[Saved entries]

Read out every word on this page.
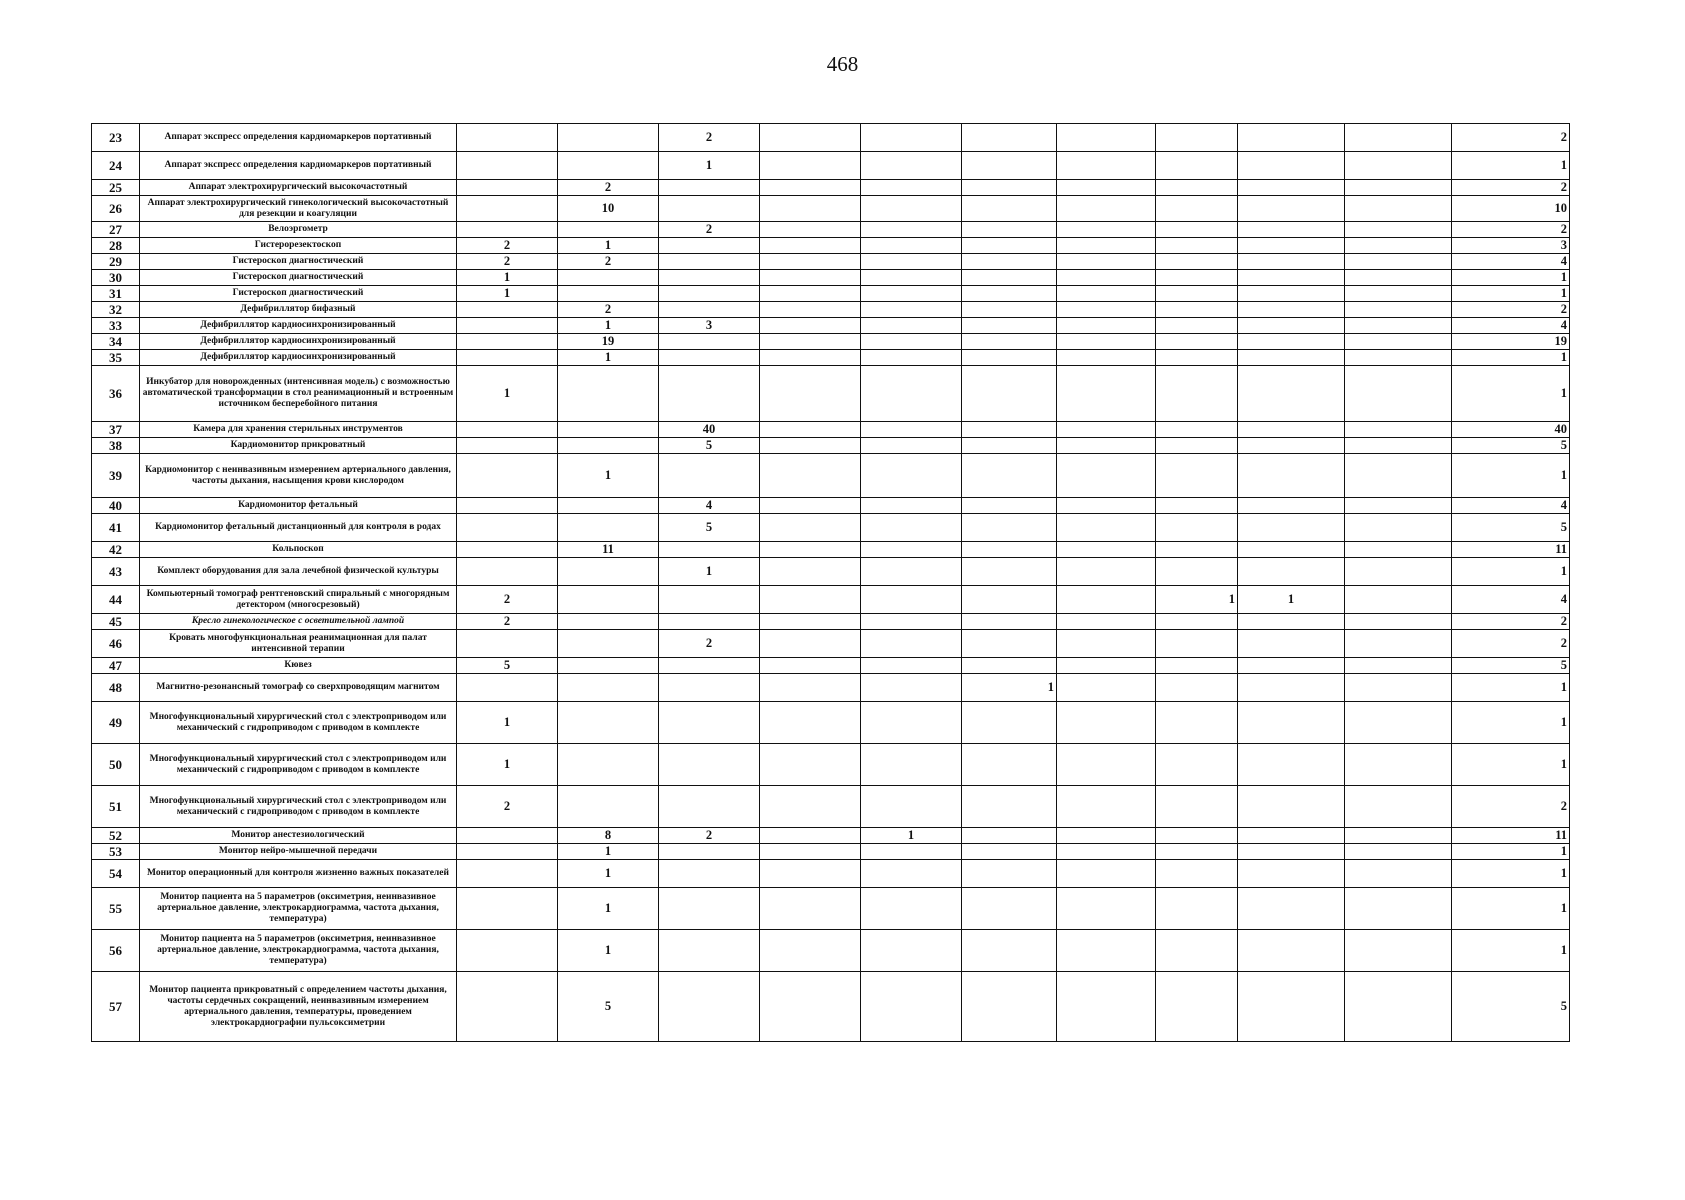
468
23	Аппарат экспресс определения кардиомаркеров портативный			2								2
24	Аппарат экспресс определения кардиомаркеров портативный			1								1
25	Аппарат электрохирургический высокочастотный		2									2
26	Аппарат электрохирургический гинекологический высокочастотный для резекции и коагуляции		10									10
27	Велоэргометр			2								2
28	Гистерорезектоскоп	2	1									3
29	Гистероскоп диагностический	2	2									4
30	Гистероскоп диагностический	1										1
31	Гистероскоп диагностический	1										1
32	Дефибриллятор бифазный		2									2
33	Дефибриллятор кардиосинхронизированный		1	3								4
34	Дефибриллятор кардиосинхронизированный		19									19
35	Дефибриллятор кардиосинхронизированный		1									1
36	Инкубатор для новорожденных (интенсивная модель) с возможностью автоматической трансформации в стол реанимационный и встроенным источником бесперебойного питания	1										1
37	Камера для хранения стерильных инструментов			40								40
38	Кардиомонитор прикроватный			5								5
39	Кардиомонитор с неинвазивным измерением артериального давления, частоты дыхания, насыщения крови кислородом		1									1
40	Кардиомонитор фетальный			4								4
41	Кардиомонитор фетальный дистанционный для контроля в родах			5								5
42	Кольпоскоп		11									11
43	Комплект оборудования для зала лечебной физической культуры			1								1
44	Компьютерный томограф рентгеновский спиральный с многорядным детектором (многосрезовый)	2							1	1		4
45	Кресло гинекологическое с осветительной лампой	2										2
46	Кровать многофункциональная реанимационная для палат интенсивной терапии			2								2
47	Кювез	5										5
48	Магнитно-резонансный томограф со сверхпроводящим магнитом						1					1
49	Многофункциональный хирургический стол с электроприводом или механический с гидроприводом с приводом в комплекте	1										1
50	Многофункциональный хирургический стол с электроприводом или механический с гидроприводом с приводом в комплекте	1										1
51	Многофункциональный хирургический стол с электроприводом или механический с гидроприводом с приводом в комплекте	2										2
52	Монитор анестезиологический		8	2		1						11
53	Монитор нейро-мышечной передачи		1									1
54	Монитор операционный для контроля жизненно важных показателей		1									1
55	Монитор пациента на 5 параметров (оксиметрия, неинвазивное артериальное давление, электрокардиограмма, частота дыхания, температура)		1									1
56	Монитор пациента на 5 параметров (оксиметрия, неинвазивное артериальное давление, электрокардиограмма, частота дыхания, температура)		1									1
57	Монитор пациента прикроватный с определением частоты дыхания, частоты сердечных сокращений, неинвазивным измерением артериального давления, температуры, проведением электрокардиографии пульсоксиметрии		5									5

* Directions *
Each line in the listing above either holds the string "гидроприводом" or does not; state how many do, giving the number only.

* Exercise result *
3